SOURCE RECORDS
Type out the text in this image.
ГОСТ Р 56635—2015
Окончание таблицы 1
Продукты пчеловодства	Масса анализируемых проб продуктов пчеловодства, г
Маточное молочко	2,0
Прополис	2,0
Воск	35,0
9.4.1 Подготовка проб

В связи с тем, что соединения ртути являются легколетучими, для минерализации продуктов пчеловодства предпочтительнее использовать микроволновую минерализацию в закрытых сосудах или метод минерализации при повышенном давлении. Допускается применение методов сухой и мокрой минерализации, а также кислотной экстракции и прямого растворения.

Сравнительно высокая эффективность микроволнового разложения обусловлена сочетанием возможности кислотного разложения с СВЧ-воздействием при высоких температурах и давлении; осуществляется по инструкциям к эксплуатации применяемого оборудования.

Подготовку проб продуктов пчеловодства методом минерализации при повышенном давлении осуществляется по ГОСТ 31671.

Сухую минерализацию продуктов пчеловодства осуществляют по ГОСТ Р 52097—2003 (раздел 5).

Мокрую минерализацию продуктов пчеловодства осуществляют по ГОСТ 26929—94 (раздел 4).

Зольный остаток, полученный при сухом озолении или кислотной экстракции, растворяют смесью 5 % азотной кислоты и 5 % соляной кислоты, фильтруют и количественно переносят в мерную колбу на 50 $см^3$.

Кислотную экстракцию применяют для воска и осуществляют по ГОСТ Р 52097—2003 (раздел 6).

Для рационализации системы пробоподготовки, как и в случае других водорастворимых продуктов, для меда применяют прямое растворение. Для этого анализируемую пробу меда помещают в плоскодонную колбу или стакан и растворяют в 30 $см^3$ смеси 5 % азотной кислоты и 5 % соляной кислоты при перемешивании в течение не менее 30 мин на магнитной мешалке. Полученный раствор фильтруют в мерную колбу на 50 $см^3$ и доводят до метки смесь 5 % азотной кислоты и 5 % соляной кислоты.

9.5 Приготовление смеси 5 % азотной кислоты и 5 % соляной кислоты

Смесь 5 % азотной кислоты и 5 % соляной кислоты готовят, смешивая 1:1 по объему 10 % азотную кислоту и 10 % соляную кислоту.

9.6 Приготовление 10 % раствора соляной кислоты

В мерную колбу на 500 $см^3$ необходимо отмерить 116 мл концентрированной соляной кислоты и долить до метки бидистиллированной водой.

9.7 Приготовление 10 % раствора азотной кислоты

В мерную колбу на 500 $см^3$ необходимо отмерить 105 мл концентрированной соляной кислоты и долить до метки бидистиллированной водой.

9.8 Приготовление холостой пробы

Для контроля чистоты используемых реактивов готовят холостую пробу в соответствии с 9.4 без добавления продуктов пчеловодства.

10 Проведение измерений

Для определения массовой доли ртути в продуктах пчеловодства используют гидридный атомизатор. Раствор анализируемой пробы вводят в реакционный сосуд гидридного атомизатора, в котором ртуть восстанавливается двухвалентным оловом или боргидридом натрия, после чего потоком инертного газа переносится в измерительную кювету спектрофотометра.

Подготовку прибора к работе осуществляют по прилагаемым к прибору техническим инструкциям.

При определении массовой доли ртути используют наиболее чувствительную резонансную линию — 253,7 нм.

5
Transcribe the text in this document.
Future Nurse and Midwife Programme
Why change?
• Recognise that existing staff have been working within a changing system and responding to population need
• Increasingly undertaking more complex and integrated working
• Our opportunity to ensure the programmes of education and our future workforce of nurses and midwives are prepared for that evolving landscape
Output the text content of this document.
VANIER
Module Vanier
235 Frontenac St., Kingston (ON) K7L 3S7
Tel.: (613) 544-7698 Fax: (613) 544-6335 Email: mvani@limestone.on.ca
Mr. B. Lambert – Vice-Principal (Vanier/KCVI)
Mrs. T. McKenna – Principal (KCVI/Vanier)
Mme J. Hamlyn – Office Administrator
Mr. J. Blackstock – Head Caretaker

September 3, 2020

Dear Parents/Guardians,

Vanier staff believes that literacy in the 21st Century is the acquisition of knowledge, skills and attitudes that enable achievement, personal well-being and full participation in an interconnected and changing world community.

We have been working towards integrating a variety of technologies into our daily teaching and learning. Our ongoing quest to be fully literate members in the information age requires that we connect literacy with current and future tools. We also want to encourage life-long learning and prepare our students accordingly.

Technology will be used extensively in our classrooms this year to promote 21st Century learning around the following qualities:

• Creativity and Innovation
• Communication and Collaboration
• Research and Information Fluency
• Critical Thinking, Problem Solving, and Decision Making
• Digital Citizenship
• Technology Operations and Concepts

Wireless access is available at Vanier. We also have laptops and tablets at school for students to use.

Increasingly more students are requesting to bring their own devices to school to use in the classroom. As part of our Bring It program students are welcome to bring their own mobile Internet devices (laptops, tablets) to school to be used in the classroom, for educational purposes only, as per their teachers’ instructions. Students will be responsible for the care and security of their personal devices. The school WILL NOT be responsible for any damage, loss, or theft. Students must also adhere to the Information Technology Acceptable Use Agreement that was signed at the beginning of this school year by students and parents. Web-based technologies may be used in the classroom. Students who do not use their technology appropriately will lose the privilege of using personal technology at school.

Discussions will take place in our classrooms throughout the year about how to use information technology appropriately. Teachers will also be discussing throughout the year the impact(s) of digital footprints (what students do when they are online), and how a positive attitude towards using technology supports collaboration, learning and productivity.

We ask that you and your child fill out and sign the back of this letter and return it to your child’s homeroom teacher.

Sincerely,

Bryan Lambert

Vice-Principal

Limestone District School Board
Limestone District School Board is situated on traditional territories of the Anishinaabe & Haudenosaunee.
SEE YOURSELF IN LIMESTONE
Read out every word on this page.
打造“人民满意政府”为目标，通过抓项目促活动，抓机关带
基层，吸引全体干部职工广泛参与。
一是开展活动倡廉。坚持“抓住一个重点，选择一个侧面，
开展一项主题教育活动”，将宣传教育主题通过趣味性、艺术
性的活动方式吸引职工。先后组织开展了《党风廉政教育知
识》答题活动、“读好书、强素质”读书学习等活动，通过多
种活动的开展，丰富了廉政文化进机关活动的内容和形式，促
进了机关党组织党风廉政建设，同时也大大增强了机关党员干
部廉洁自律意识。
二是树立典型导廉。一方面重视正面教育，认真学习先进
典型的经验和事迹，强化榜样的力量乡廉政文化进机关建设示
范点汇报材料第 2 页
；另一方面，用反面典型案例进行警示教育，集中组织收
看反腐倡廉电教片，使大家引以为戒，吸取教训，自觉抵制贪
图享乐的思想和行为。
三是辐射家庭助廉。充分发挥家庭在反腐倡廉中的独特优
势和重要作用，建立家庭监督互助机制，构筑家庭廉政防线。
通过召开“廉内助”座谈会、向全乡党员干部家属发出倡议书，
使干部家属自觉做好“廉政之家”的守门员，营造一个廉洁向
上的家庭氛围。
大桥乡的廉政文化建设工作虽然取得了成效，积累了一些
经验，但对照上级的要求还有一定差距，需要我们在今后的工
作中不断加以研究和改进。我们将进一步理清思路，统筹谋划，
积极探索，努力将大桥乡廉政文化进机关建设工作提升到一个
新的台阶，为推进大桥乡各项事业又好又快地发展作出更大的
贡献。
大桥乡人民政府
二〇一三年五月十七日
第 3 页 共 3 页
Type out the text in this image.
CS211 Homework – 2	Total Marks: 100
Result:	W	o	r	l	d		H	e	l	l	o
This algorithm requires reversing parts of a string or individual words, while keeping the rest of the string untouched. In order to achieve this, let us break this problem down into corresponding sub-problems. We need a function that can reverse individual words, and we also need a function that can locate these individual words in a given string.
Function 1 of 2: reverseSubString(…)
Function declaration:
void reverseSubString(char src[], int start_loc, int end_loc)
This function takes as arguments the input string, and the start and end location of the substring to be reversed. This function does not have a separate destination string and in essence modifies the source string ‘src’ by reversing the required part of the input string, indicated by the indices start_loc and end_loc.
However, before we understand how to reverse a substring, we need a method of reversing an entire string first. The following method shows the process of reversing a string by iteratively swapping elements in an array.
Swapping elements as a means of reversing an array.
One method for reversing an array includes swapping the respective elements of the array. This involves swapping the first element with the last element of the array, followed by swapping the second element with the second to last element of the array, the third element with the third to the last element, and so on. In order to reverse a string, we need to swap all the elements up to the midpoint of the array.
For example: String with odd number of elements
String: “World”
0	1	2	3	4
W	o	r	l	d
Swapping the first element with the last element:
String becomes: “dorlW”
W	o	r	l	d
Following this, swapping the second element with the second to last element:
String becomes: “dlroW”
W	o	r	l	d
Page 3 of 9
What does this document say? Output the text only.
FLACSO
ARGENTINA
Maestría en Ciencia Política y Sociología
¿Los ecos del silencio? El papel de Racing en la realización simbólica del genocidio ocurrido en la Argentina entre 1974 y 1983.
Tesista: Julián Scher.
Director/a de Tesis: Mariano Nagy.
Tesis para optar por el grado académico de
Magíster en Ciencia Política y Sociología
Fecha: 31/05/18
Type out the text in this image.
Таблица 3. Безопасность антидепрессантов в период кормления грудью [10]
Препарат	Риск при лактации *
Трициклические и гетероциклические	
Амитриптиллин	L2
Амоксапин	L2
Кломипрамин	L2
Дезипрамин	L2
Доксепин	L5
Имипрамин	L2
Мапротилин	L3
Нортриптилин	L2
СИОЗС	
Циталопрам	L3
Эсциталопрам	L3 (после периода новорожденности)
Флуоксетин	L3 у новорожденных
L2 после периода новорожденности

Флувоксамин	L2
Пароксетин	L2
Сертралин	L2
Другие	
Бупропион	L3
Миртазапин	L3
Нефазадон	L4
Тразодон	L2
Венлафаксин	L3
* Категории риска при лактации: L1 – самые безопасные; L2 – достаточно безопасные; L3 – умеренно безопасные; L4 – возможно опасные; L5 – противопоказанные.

INSTRUCTIONS TO FOLLOW
Show every line of the listing in which the string "осуществляют" can be found.

ANSWER TO THE PROBLEM
Сухую минерализацию продуктов пчеловодства осуществляют по ГОСТ Р 52097—2003 (раздел 5).
Мокрую минерализацию продуктов пчеловодства осуществляют по ГОСТ 26929—94 (раздел 4).
Кислотную экстракцию применяют для воска и осуществляют по ГОСТ Р 52097—2003 (раздел 6).
Подготовку прибора к работе осуществляют по прилагаемым к прибору техническим инструкциям.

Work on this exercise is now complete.